Omit the images. Copy each entry word for word.

───── DATASET RECORDS ─────

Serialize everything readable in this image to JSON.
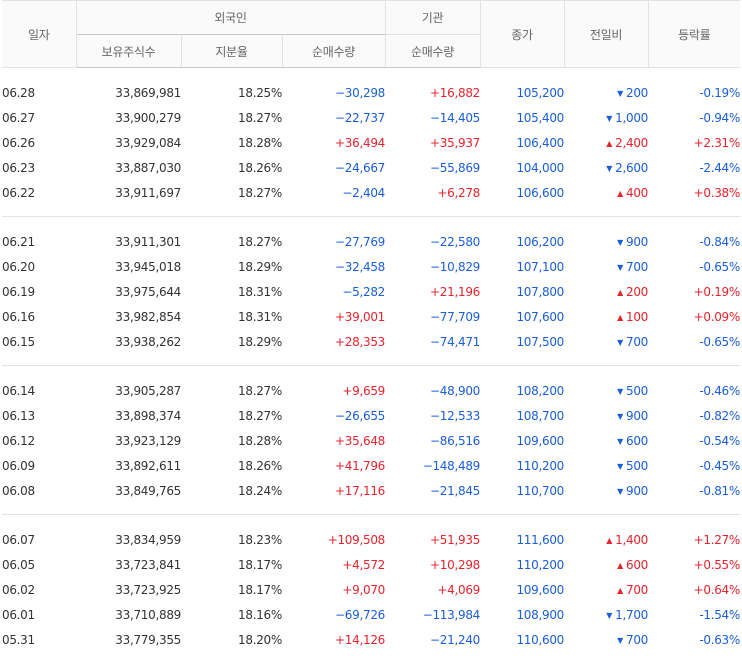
{
  "headers": {
    "date": "일자",
    "foreign": "외국인",
    "institution": "기관",
    "holdings": "보유주식수",
    "ratio": "지분율",
    "foreign_net": "순매수량",
    "inst_net": "순매수량",
    "close": "종가",
    "change": "전일비",
    "rate": "등락률"
  },
  "colors": {
    "up": "#e8232c",
    "down": "#1a5ed8"
  },
  "groups": [
    [
      {
        "date": "06.28",
        "holdings": "33,869,981",
        "ratio": "18.25%",
        "foreign_net": "−30,298",
        "inst_net": "+16,882",
        "close": "105,200",
        "dir": "down",
        "change": "200",
        "rate": "-0.19%"
      },
      {
        "date": "06.27",
        "holdings": "33,900,279",
        "ratio": "18.27%",
        "foreign_net": "−22,737",
        "inst_net": "−14,405",
        "close": "105,400",
        "dir": "down",
        "change": "1,000",
        "rate": "-0.94%"
      },
      {
        "date": "06.26",
        "holdings": "33,929,084",
        "ratio": "18.28%",
        "foreign_net": "+36,494",
        "inst_net": "+35,937",
        "close": "106,400",
        "dir": "up",
        "change": "2,400",
        "rate": "+2.31%"
      },
      {
        "date": "06.23",
        "holdings": "33,887,030",
        "ratio": "18.26%",
        "foreign_net": "−24,667",
        "inst_net": "−55,869",
        "close": "104,000",
        "dir": "down",
        "change": "2,600",
        "rate": "-2.44%"
      },
      {
        "date": "06.22",
        "holdings": "33,911,697",
        "ratio": "18.27%",
        "foreign_net": "−2,404",
        "inst_net": "+6,278",
        "close": "106,600",
        "dir": "up",
        "change": "400",
        "rate": "+0.38%"
      }
    ],
    [
      {
        "date": "06.21",
        "holdings": "33,911,301",
        "ratio": "18.27%",
        "foreign_net": "−27,769",
        "inst_net": "−22,580",
        "close": "106,200",
        "dir": "down",
        "change": "900",
        "rate": "-0.84%"
      },
      {
        "date": "06.20",
        "holdings": "33,945,018",
        "ratio": "18.29%",
        "foreign_net": "−32,458",
        "inst_net": "−10,829",
        "close": "107,100",
        "dir": "down",
        "change": "700",
        "rate": "-0.65%"
      },
      {
        "date": "06.19",
        "holdings": "33,975,644",
        "ratio": "18.31%",
        "foreign_net": "−5,282",
        "inst_net": "+21,196",
        "close": "107,800",
        "dir": "up",
        "change": "200",
        "rate": "+0.19%"
      },
      {
        "date": "06.16",
        "holdings": "33,982,854",
        "ratio": "18.31%",
        "foreign_net": "+39,001",
        "inst_net": "−77,709",
        "close": "107,600",
        "dir": "up",
        "change": "100",
        "rate": "+0.09%"
      },
      {
        "date": "06.15",
        "holdings": "33,938,262",
        "ratio": "18.29%",
        "foreign_net": "+28,353",
        "inst_net": "−74,471",
        "close": "107,500",
        "dir": "down",
        "change": "700",
        "rate": "-0.65%"
      }
    ],
    [
      {
        "date": "06.14",
        "holdings": "33,905,287",
        "ratio": "18.27%",
        "foreign_net": "+9,659",
        "inst_net": "−48,900",
        "close": "108,200",
        "dir": "down",
        "change": "500",
        "rate": "-0.46%"
      },
      {
        "date": "06.13",
        "holdings": "33,898,374",
        "ratio": "18.27%",
        "foreign_net": "−26,655",
        "inst_net": "−12,533",
        "close": "108,700",
        "dir": "down",
        "change": "900",
        "rate": "-0.82%"
      },
      {
        "date": "06.12",
        "holdings": "33,923,129",
        "ratio": "18.28%",
        "foreign_net": "+35,648",
        "inst_net": "−86,516",
        "close": "109,600",
        "dir": "down",
        "change": "600",
        "rate": "-0.54%"
      },
      {
        "date": "06.09",
        "holdings": "33,892,611",
        "ratio": "18.26%",
        "foreign_net": "+41,796",
        "inst_net": "−148,489",
        "close": "110,200",
        "dir": "down",
        "change": "500",
        "rate": "-0.45%"
      },
      {
        "date": "06.08",
        "holdings": "33,849,765",
        "ratio": "18.24%",
        "foreign_net": "+17,116",
        "inst_net": "−21,845",
        "close": "110,700",
        "dir": "down",
        "change": "900",
        "rate": "-0.81%"
      }
    ],
    [
      {
        "date": "06.07",
        "holdings": "33,834,959",
        "ratio": "18.23%",
        "foreign_net": "+109,508",
        "inst_net": "+51,935",
        "close": "111,600",
        "dir": "up",
        "change": "1,400",
        "rate": "+1.27%"
      },
      {
        "date": "06.05",
        "holdings": "33,723,841",
        "ratio": "18.17%",
        "foreign_net": "+4,572",
        "inst_net": "+10,298",
        "close": "110,200",
        "dir": "up",
        "change": "600",
        "rate": "+0.55%"
      },
      {
        "date": "06.02",
        "holdings": "33,723,925",
        "ratio": "18.17%",
        "foreign_net": "+9,070",
        "inst_net": "+4,069",
        "close": "109,600",
        "dir": "up",
        "change": "700",
        "rate": "+0.64%"
      },
      {
        "date": "06.01",
        "holdings": "33,710,889",
        "ratio": "18.16%",
        "foreign_net": "−69,726",
        "inst_net": "−113,984",
        "close": "108,900",
        "dir": "down",
        "change": "1,700",
        "rate": "-1.54%"
      },
      {
        "date": "05.31",
        "holdings": "33,779,355",
        "ratio": "18.20%",
        "foreign_net": "+14,126",
        "inst_net": "−21,240",
        "close": "110,600",
        "dir": "down",
        "change": "700",
        "rate": "-0.63%"
      }
    ]
  ]
}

─────

- **EXPECTED OUTPUT**:
Serialize everything readable in this image to JSON.
{
  "headers": {
    "date": "일자",
    "foreign": "외국인",
    "institution": "기관",
    "holdings": "보유주식수",
    "ratio": "지분율",
    "foreign_net": "순매수량",
    "inst_net": "순매수량",
    "close": "종가",
    "change": "전일비",
    "rate": "등락률"
  },
  "colors": {
    "up": "#e8232c",
    "down": "#1a5ed8"
  },
  "groups": [
    [
      {
        "date": "06.28",
        "holdings": "33,869,981",
        "ratio": "18.25%",
        "foreign_net": "−30,298",
        "inst_net": "+16,882",
        "close": "105,200",
        "dir": "down",
        "change": "200",
        "rate": "-0.19%"
      },
      {
        "date": "06.27",
        "holdings": "33,900,279",
        "ratio": "18.27%",
        "foreign_net": "−22,737",
        "inst_net": "−14,405",
        "close": "105,400",
        "dir": "down",
        "change": "1,000",
        "rate": "-0.94%"
      },
      {
        "date": "06.26",
        "holdings": "33,929,084",
        "ratio": "18.28%",
        "foreign_net": "+36,494",
        "inst_net": "+35,937",
        "close": "106,400",
        "dir": "up",
        "change": "2,400",
        "rate": "+2.31%"
      },
      {
        "date": "06.23",
        "holdings": "33,887,030",
        "ratio": "18.26%",
        "foreign_net": "−24,667",
        "inst_net": "−55,869",
        "close": "104,000",
        "dir": "down",
        "change": "2,600",
        "rate": "-2.44%"
      },
      {
        "date": "06.22",
        "holdings": "33,911,697",
        "ratio": "18.27%",
        "foreign_net": "−2,404",
        "inst_net": "+6,278",
        "close": "106,600",
        "dir": "up",
        "change": "400",
        "rate": "+0.38%"
      }
    ],
    [
      {
        "date": "06.21",
        "holdings": "33,911,301",
        "ratio": "18.27%",
        "foreign_net": "−27,769",
        "inst_net": "−22,580",
        "close": "106,200",
        "dir": "down",
        "change": "900",
        "rate": "-0.84%"
      },
      {
        "date": "06.20",
        "holdings": "33,945,018",
        "ratio": "18.29%",
        "foreign_net": "−32,458",
        "inst_net": "−10,829",
        "close": "107,100",
        "dir": "down",
        "change": "700",
        "rate": "-0.65%"
      },
      {
        "date": "06.19",
        "holdings": "33,975,644",
        "ratio": "18.31%",
        "foreign_net": "−5,282",
        "inst_net": "+21,196",
        "close": "107,800",
        "dir": "up",
        "change": "200",
        "rate": "+0.19%"
      },
      {
        "date": "06.16",
        "holdings": "33,982,854",
        "ratio": "18.31%",
        "foreign_net": "+39,001",
        "inst_net": "−77,709",
        "close": "107,600",
        "dir": "up",
        "change": "100",
        "rate": "+0.09%"
      },
      {
        "date": "06.15",
        "holdings": "33,938,262",
        "ratio": "18.29%",
        "foreign_net": "+28,353",
        "inst_net": "−74,471",
        "close": "107,500",
        "dir": "down",
        "change": "700",
        "rate": "-0.65%"
      }
    ],
    [
      {
        "date": "06.14",
        "holdings": "33,905,287",
        "ratio": "18.27%",
        "foreign_net": "+9,659",
        "inst_net": "−48,900",
        "close": "108,200",
        "dir": "down",
        "change": "500",
        "rate": "-0.46%"
      },
      {
        "date": "06.13",
        "holdings": "33,898,374",
        "ratio": "18.27%",
        "foreign_net": "−26,655",
        "inst_net": "−12,533",
        "close": "108,700",
        "dir": "down",
        "change": "900",
        "rate": "-0.82%"
      },
      {
        "date": "06.12",
        "holdings": "33,923,129",
        "ratio": "18.28%",
        "foreign_net": "+35,648",
        "inst_net": "−86,516",
        "close": "109,600",
        "dir": "down",
        "change": "600",
        "rate": "-0.54%"
      },
      {
        "date": "06.09",
        "holdings": "33,892,611",
        "ratio": "18.26%",
        "foreign_net": "+41,796",
        "inst_net": "−148,489",
        "close": "110,200",
        "dir": "down",
        "change": "500",
        "rate": "-0.45%"
      },
      {
        "date": "06.08",
        "holdings": "33,849,765",
        "ratio": "18.24%",
        "foreign_net": "+17,116",
        "inst_net": "−21,845",
        "close": "110,700",
        "dir": "down",
        "change": "900",
        "rate": "-0.81%"
      }
    ],
    [
      {
        "date": "06.07",
        "holdings": "33,834,959",
        "ratio": "18.23%",
        "foreign_net": "+109,508",
        "inst_net": "+51,935",
        "close": "111,600",
        "dir": "up",
        "change": "1,400",
        "rate": "+1.27%"
      },
      {
        "date": "06.05",
        "holdings": "33,723,841",
        "ratio": "18.17%",
        "foreign_net": "+4,572",
        "inst_net": "+10,298",
        "close": "110,200",
        "dir": "up",
        "change": "600",
        "rate": "+0.55%"
      },
      {
        "date": "06.02",
        "holdings": "33,723,925",
        "ratio": "18.17%",
        "foreign_net": "+9,070",
        "inst_net": "+4,069",
        "close": "109,600",
        "dir": "up",
        "change": "700",
        "rate": "+0.64%"
      },
      {
        "date": "06.01",
        "holdings": "33,710,889",
        "ratio": "18.16%",
        "foreign_net": "−69,726",
        "inst_net": "−113,984",
        "close": "108,900",
        "dir": "down",
        "change": "1,700",
        "rate": "-1.54%"
      },
      {
        "date": "05.31",
        "holdings": "33,779,355",
        "ratio": "18.20%",
        "foreign_net": "+14,126",
        "inst_net": "−21,240",
        "close": "110,600",
        "dir": "down",
        "change": "700",
        "rate": "-0.63%"
      }
    ]
  ]
}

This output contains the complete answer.